§ RECORDS:
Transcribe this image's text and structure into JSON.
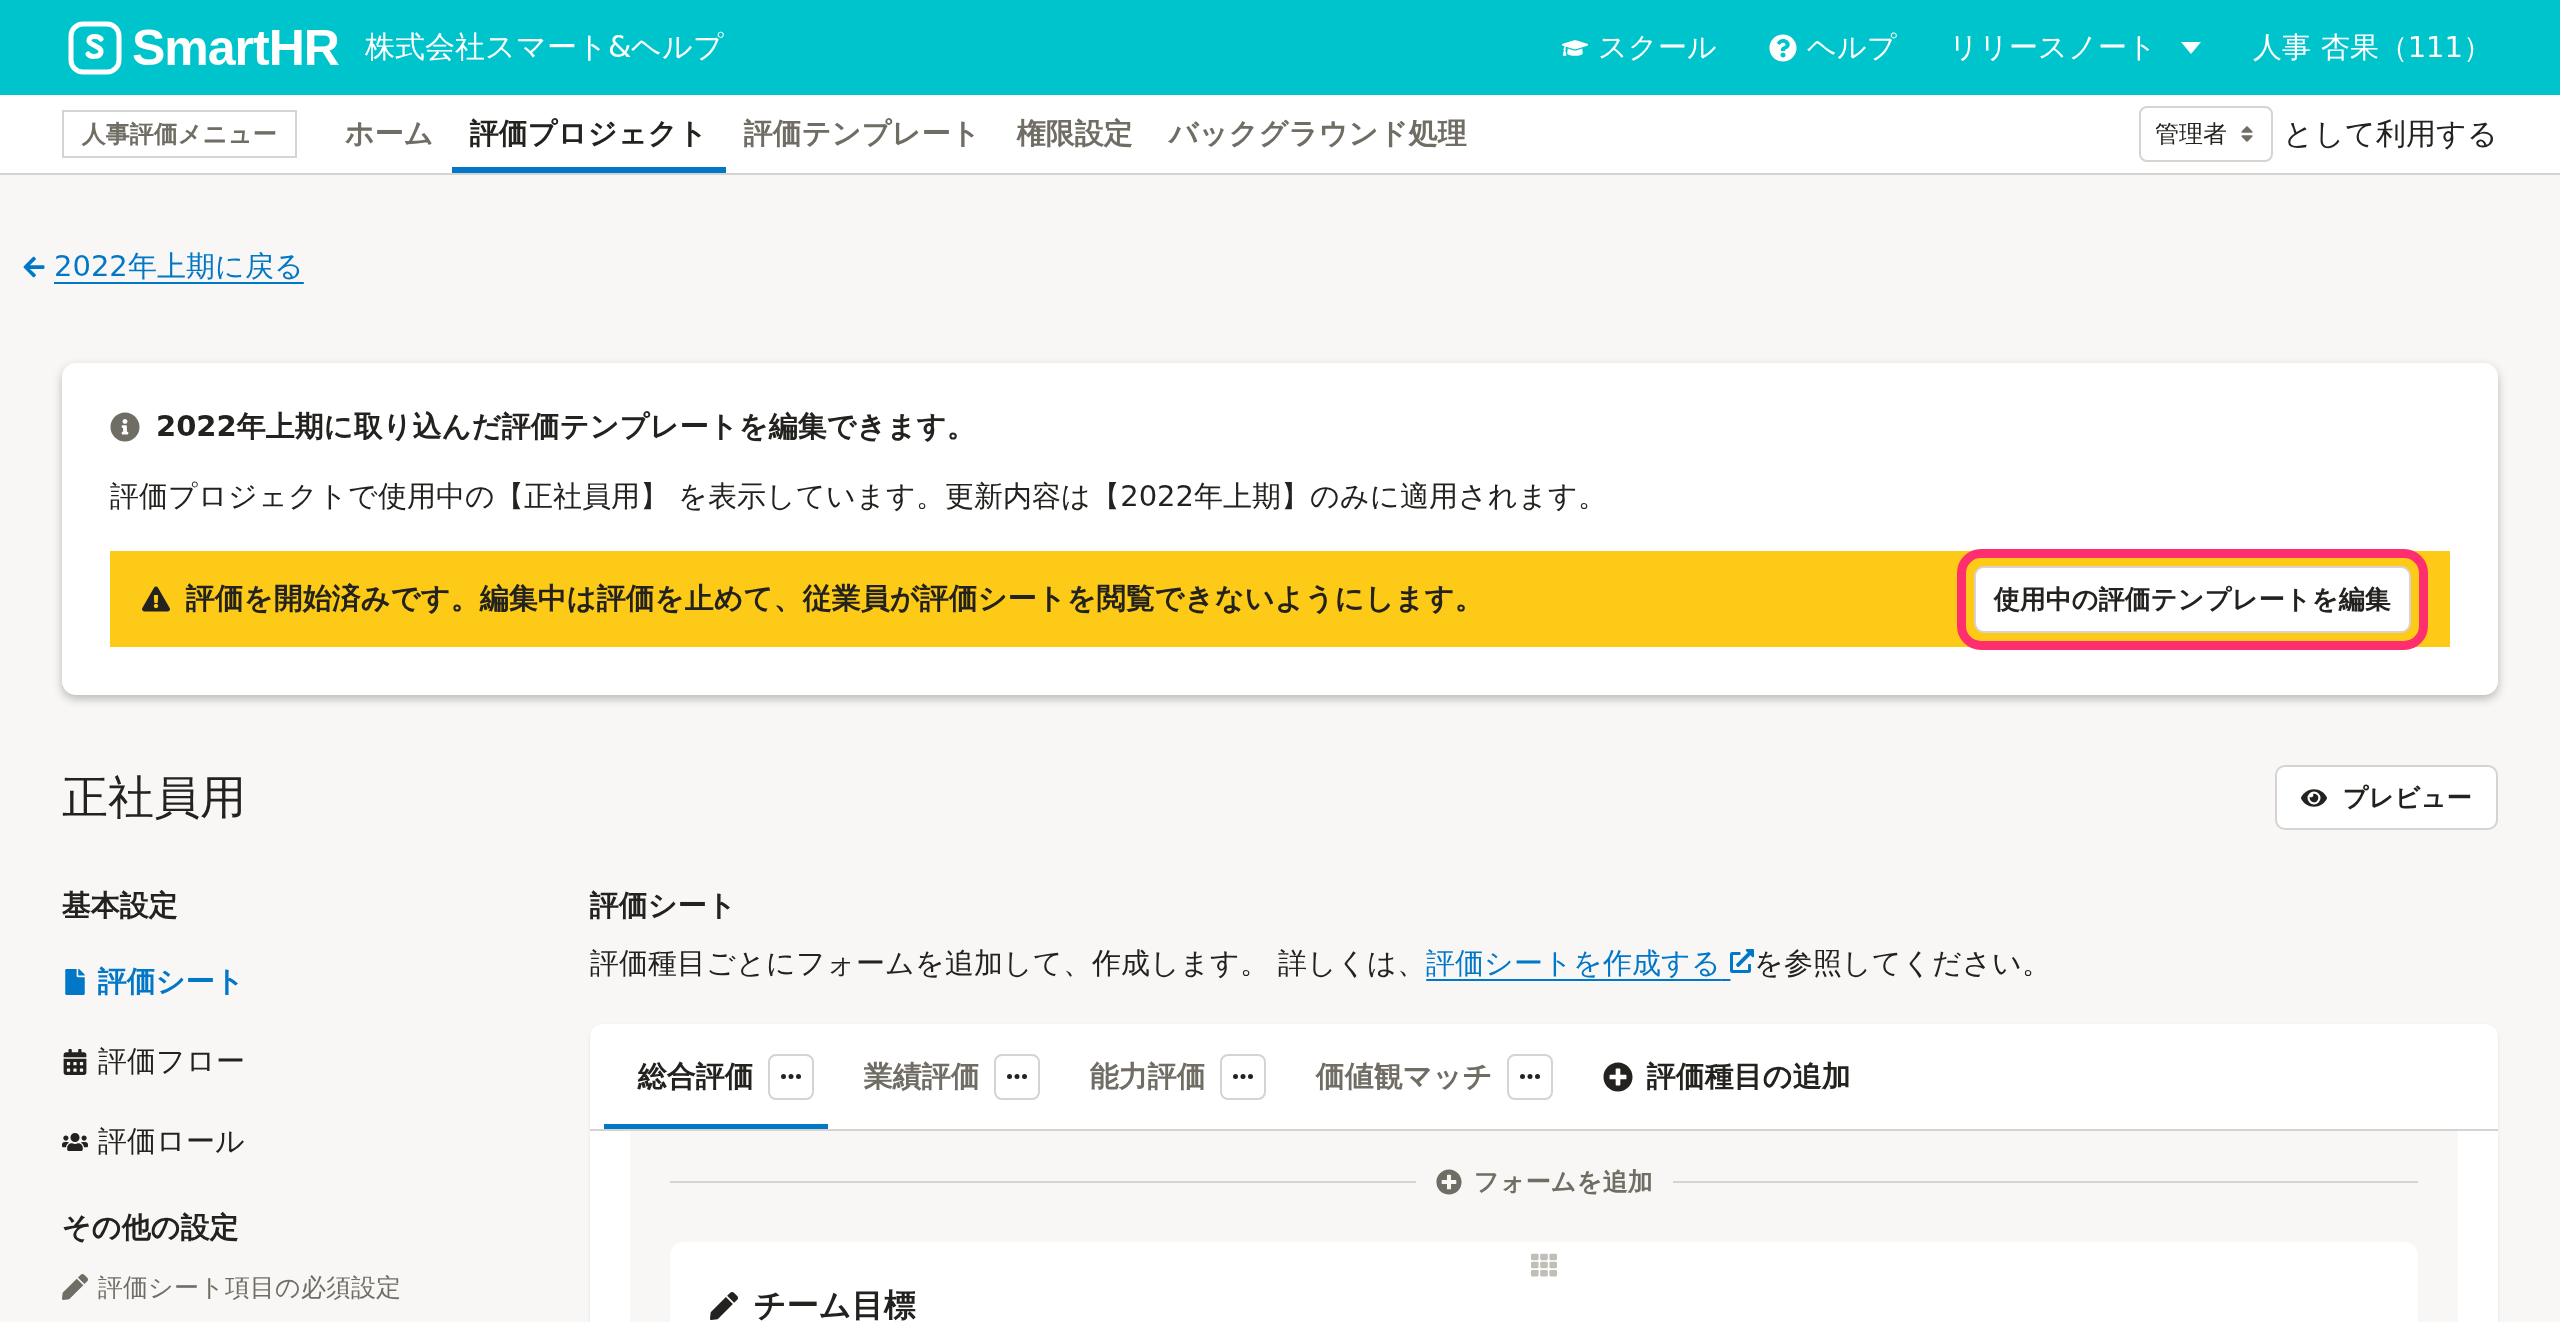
{
  "header": {
    "logo": "SmartHR",
    "company": "株式会社スマート&ヘルプ",
    "links": [
      {
        "kind": "school",
        "label": "スクール"
      },
      {
        "kind": "help",
        "label": "ヘルプ"
      },
      {
        "kind": "dropdown",
        "label": "リリースノート"
      }
    ],
    "user": "人事 杏果（111）"
  },
  "nav": {
    "menu_label": "人事評価メニュー",
    "items": [
      {
        "label": "ホーム",
        "selected": false
      },
      {
        "label": "評価プロジェクト",
        "selected": true
      },
      {
        "label": "評価テンプレート",
        "selected": false
      },
      {
        "label": "権限設定",
        "selected": false
      },
      {
        "label": "バックグラウンド処理",
        "selected": false
      }
    ],
    "role": "管理者",
    "role_suffix": "として利用する"
  },
  "back_link": "2022年上期に戻る",
  "notice": {
    "title": "2022年上期に取り込んだ評価テンプレートを編集できます。",
    "body": "評価プロジェクトで使用中の【正社員用】 を表示しています。更新内容は【2022年上期】のみに適用されます。",
    "warning": "評価を開始済みです。編集中は評価を止めて、従業員が評価シートを閲覧できないようにします。",
    "button": {
      "label": "使用中の評価テンプレートを編集",
      "highlighted": true
    }
  },
  "page_title": "正社員用",
  "preview_button": "プレビュー",
  "sidebar": {
    "sections": [
      {
        "heading": "基本設定",
        "items": [
          {
            "kind": "file",
            "label": "評価シート",
            "selected": true,
            "disabled": false
          },
          {
            "kind": "calendar",
            "label": "評価フロー",
            "selected": false,
            "disabled": false
          },
          {
            "kind": "users",
            "label": "評価ロール",
            "selected": false,
            "disabled": false
          }
        ]
      },
      {
        "heading": "その他の設定",
        "items": [
          {
            "kind": "pen",
            "label": "評価シート項目の必須設定",
            "selected": false,
            "disabled": true
          }
        ]
      }
    ]
  },
  "sheet": {
    "heading": "評価シート",
    "description": "評価種目ごとにフォームを追加して、作成します。 詳しくは、",
    "link": "評価シートを作成する",
    "description_after": "を参照してください。",
    "tabs": [
      {
        "label": "総合評価",
        "selected": true
      },
      {
        "label": "業績評価",
        "selected": false
      },
      {
        "label": "能力評価",
        "selected": false
      },
      {
        "label": "価値観マッチ",
        "selected": false
      }
    ],
    "add_tab": "評価種目の追加",
    "add_form": "フォームを追加",
    "form": {
      "title": "チーム目標"
    }
  }
}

§ PROBLEM TO WORK ON: Set down every record once more, word for word, without pictures.

§ SOLVED PROBLEM:
Transcribe this image's text and structure into JSON.
{
  "header": {
    "logo": "SmartHR",
    "company": "株式会社スマート&ヘルプ",
    "links": [
      {
        "kind": "school",
        "label": "スクール"
      },
      {
        "kind": "help",
        "label": "ヘルプ"
      },
      {
        "kind": "dropdown",
        "label": "リリースノート"
      }
    ],
    "user": "人事 杏果（111）"
  },
  "nav": {
    "menu_label": "人事評価メニュー",
    "items": [
      {
        "label": "ホーム",
        "selected": false
      },
      {
        "label": "評価プロジェクト",
        "selected": true
      },
      {
        "label": "評価テンプレート",
        "selected": false
      },
      {
        "label": "権限設定",
        "selected": false
      },
      {
        "label": "バックグラウンド処理",
        "selected": false
      }
    ],
    "role": "管理者",
    "role_suffix": "として利用する"
  },
  "back_link": "2022年上期に戻る",
  "notice": {
    "title": "2022年上期に取り込んだ評価テンプレートを編集できます。",
    "body": "評価プロジェクトで使用中の【正社員用】 を表示しています。更新内容は【2022年上期】のみに適用されます。",
    "warning": "評価を開始済みです。編集中は評価を止めて、従業員が評価シートを閲覧できないようにします。",
    "button": {
      "label": "使用中の評価テンプレートを編集",
      "highlighted": true
    }
  },
  "page_title": "正社員用",
  "preview_button": "プレビュー",
  "sidebar": {
    "sections": [
      {
        "heading": "基本設定",
        "items": [
          {
            "kind": "file",
            "label": "評価シート",
            "selected": true,
            "disabled": false
          },
          {
            "kind": "calendar",
            "label": "評価フロー",
            "selected": false,
            "disabled": false
          },
          {
            "kind": "users",
            "label": "評価ロール",
            "selected": false,
            "disabled": false
          }
        ]
      },
      {
        "heading": "その他の設定",
        "items": [
          {
            "kind": "pen",
            "label": "評価シート項目の必須設定",
            "selected": false,
            "disabled": true
          }
        ]
      }
    ]
  },
  "sheet": {
    "heading": "評価シート",
    "description": "評価種目ごとにフォームを追加して、作成します。 詳しくは、",
    "link": "評価シートを作成する",
    "description_after": "を参照してください。",
    "tabs": [
      {
        "label": "総合評価",
        "selected": true
      },
      {
        "label": "業績評価",
        "selected": false
      },
      {
        "label": "能力評価",
        "selected": false
      },
      {
        "label": "価値観マッチ",
        "selected": false
      }
    ],
    "add_tab": "評価種目の追加",
    "add_form": "フォームを追加",
    "form": {
      "title": "チーム目標"
    }
  }
}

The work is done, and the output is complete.